## START Input data

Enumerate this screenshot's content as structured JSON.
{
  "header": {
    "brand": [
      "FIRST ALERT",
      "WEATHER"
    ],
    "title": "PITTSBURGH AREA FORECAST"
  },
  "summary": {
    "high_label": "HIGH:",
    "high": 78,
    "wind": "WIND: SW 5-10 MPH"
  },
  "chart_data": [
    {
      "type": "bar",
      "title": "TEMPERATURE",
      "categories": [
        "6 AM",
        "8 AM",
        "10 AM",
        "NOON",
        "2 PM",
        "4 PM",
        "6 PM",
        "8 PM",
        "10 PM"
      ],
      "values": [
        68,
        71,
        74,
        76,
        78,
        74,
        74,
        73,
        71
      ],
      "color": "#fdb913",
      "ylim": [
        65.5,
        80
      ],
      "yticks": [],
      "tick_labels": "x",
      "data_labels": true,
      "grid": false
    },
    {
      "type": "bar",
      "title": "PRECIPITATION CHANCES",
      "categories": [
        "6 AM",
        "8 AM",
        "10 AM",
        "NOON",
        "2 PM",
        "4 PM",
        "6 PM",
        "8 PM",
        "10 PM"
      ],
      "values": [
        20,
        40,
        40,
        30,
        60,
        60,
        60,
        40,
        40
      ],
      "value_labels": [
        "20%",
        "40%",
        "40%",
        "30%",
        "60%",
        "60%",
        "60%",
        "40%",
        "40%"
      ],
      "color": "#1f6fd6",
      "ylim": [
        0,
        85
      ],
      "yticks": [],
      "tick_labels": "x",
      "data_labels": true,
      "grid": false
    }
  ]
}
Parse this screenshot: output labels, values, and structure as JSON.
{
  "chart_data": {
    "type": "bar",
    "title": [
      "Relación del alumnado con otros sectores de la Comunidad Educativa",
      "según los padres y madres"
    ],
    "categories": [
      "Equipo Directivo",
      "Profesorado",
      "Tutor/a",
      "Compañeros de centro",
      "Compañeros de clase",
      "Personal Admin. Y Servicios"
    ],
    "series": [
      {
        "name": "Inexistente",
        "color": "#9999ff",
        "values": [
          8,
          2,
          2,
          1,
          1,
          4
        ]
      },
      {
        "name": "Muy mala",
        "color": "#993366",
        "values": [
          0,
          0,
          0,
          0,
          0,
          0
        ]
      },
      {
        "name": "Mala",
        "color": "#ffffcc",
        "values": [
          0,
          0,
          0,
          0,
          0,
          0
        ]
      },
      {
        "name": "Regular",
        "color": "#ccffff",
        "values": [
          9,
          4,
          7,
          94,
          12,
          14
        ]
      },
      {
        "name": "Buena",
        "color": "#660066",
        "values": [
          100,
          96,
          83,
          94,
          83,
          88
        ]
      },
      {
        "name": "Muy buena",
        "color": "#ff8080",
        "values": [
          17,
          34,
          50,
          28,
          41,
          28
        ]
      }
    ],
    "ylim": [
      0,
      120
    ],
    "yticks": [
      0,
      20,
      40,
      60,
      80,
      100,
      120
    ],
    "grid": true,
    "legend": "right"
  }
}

## END Input data

__What is needed__.
Reproduce each entry word for word.

__The answer__.
Enumerate this screenshot's content as structured JSON.
{
  "header": {
    "brand": [
      "FIRST ALERT",
      "WEATHER"
    ],
    "title": "PITTSBURGH AREA FORECAST"
  },
  "summary": {
    "high_label": "HIGH:",
    "high": 78,
    "wind": "WIND: SW 5-10 MPH"
  },
  "chart_data": [
    {
      "type": "bar",
      "title": "TEMPERATURE",
      "categories": [
        "6 AM",
        "8 AM",
        "10 AM",
        "NOON",
        "2 PM",
        "4 PM",
        "6 PM",
        "8 PM",
        "10 PM"
      ],
      "values": [
        68,
        71,
        74,
        76,
        78,
        74,
        74,
        73,
        71
      ],
      "color": "#fdb913",
      "ylim": [
        65.5,
        80
      ],
      "yticks": [],
      "tick_labels": "x",
      "data_labels": true,
      "grid": false
    },
    {
      "type": "bar",
      "title": "PRECIPITATION CHANCES",
      "categories": [
        "6 AM",
        "8 AM",
        "10 AM",
        "NOON",
        "2 PM",
        "4 PM",
        "6 PM",
        "8 PM",
        "10 PM"
      ],
      "values": [
        20,
        40,
        40,
        30,
        60,
        60,
        60,
        40,
        40
      ],
      "value_labels": [
        "20%",
        "40%",
        "40%",
        "30%",
        "60%",
        "60%",
        "60%",
        "40%",
        "40%"
      ],
      "color": "#1f6fd6",
      "ylim": [
        0,
        85
      ],
      "yticks": [],
      "tick_labels": "x",
      "data_labels": true,
      "grid": false
    }
  ]
}
Parse this screenshot: output labels, values, and structure as JSON.
{
  "chart_data": {
    "type": "bar",
    "title": [
      "Relación del alumnado con otros sectores de la Comunidad Educativa",
      "según los padres y madres"
    ],
    "categories": [
      "Equipo Directivo",
      "Profesorado",
      "Tutor/a",
      "Compañeros de centro",
      "Compañeros de clase",
      "Personal Admin. Y Servicios"
    ],
    "series": [
      {
        "name": "Inexistente",
        "color": "#9999ff",
        "values": [
          8,
          2,
          2,
          1,
          1,
          4
        ]
      },
      {
        "name": "Muy mala",
        "color": "#993366",
        "values": [
          0,
          0,
          0,
          0,
          0,
          0
        ]
      },
      {
        "name": "Mala",
        "color": "#ffffcc",
        "values": [
          0,
          0,
          0,
          0,
          0,
          0
        ]
      },
      {
        "name": "Regular",
        "color": "#ccffff",
        "values": [
          9,
          4,
          7,
          94,
          12,
          14
        ]
      },
      {
        "name": "Buena",
        "color": "#660066",
        "values": [
          100,
          96,
          83,
          94,
          83,
          88
        ]
      },
      {
        "name": "Muy buena",
        "color": "#ff8080",
        "values": [
          17,
          34,
          50,
          28,
          41,
          28
        ]
      }
    ],
    "ylim": [
      0,
      120
    ],
    "yticks": [
      0,
      20,
      40,
      60,
      80,
      100,
      120
    ],
    "grid": true,
    "legend": "right"
  }
}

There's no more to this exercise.